BRIEF :: In the records below, the line that contains "Serialize everything readable" marks the start. Copy it and each line after it through the end, exactly, without pictures.

RECORDS PROVIDED ::
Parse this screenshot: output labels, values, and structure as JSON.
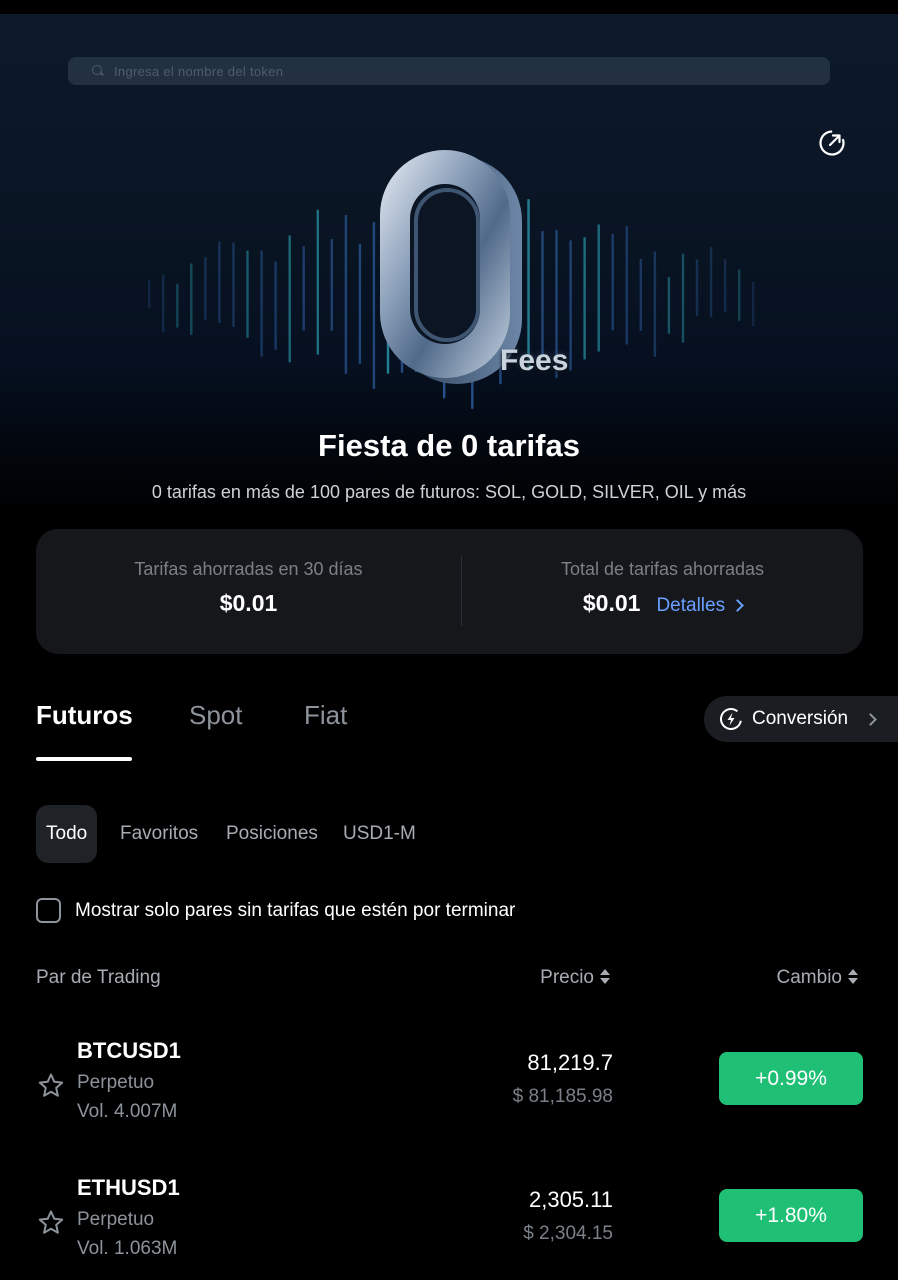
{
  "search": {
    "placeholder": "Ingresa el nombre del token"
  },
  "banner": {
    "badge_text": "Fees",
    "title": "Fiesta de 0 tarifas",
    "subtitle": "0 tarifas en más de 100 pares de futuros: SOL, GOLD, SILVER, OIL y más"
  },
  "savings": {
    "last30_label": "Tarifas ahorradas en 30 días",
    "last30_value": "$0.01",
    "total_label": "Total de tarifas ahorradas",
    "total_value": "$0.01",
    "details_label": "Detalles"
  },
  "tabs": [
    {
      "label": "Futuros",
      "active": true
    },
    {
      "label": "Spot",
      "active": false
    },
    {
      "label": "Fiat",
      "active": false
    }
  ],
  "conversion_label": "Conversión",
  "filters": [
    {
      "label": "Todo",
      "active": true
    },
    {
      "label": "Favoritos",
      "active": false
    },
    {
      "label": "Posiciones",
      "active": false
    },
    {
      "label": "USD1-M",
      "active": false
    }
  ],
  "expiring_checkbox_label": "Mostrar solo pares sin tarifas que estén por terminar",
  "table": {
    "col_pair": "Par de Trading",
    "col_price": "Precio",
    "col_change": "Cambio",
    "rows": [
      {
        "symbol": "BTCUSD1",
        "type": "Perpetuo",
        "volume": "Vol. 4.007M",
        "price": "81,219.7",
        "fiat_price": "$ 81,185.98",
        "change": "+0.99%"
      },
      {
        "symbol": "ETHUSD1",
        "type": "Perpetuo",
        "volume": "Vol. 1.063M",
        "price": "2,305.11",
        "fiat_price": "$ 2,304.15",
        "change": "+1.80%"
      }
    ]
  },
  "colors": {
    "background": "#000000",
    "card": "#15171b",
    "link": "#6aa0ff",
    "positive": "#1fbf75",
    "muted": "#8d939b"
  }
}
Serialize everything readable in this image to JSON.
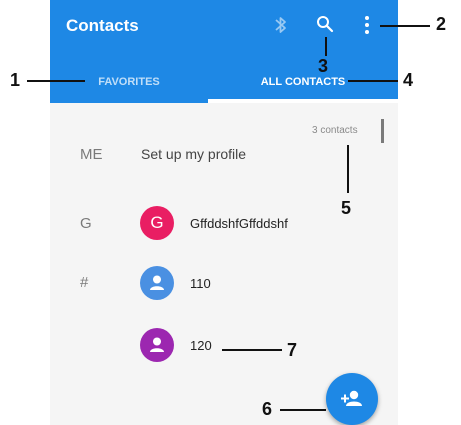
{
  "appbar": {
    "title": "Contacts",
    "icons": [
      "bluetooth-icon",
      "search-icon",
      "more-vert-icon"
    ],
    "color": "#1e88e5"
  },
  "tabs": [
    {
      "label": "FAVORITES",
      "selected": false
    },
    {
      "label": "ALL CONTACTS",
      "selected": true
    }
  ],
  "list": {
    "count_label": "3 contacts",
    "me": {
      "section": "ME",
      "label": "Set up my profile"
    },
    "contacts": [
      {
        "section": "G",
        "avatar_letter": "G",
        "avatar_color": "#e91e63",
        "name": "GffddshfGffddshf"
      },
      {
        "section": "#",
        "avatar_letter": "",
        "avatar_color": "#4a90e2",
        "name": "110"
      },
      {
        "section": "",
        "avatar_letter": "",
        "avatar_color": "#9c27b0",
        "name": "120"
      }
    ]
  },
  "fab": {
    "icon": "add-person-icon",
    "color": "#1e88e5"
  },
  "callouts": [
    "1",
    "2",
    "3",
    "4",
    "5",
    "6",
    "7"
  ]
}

EXERCISE ANSWER ::
Serialize everything readable in this image to JSON.
{
  "appbar": {
    "title": "Contacts",
    "icons": [
      "bluetooth-icon",
      "search-icon",
      "more-vert-icon"
    ],
    "color": "#1e88e5"
  },
  "tabs": [
    {
      "label": "FAVORITES",
      "selected": false
    },
    {
      "label": "ALL CONTACTS",
      "selected": true
    }
  ],
  "list": {
    "count_label": "3 contacts",
    "me": {
      "section": "ME",
      "label": "Set up my profile"
    },
    "contacts": [
      {
        "section": "G",
        "avatar_letter": "G",
        "avatar_color": "#e91e63",
        "name": "GffddshfGffddshf"
      },
      {
        "section": "#",
        "avatar_letter": "",
        "avatar_color": "#4a90e2",
        "name": "110"
      },
      {
        "section": "",
        "avatar_letter": "",
        "avatar_color": "#9c27b0",
        "name": "120"
      }
    ]
  },
  "fab": {
    "icon": "add-person-icon",
    "color": "#1e88e5"
  },
  "callouts": [
    "1",
    "2",
    "3",
    "4",
    "5",
    "6",
    "7"
  ]
}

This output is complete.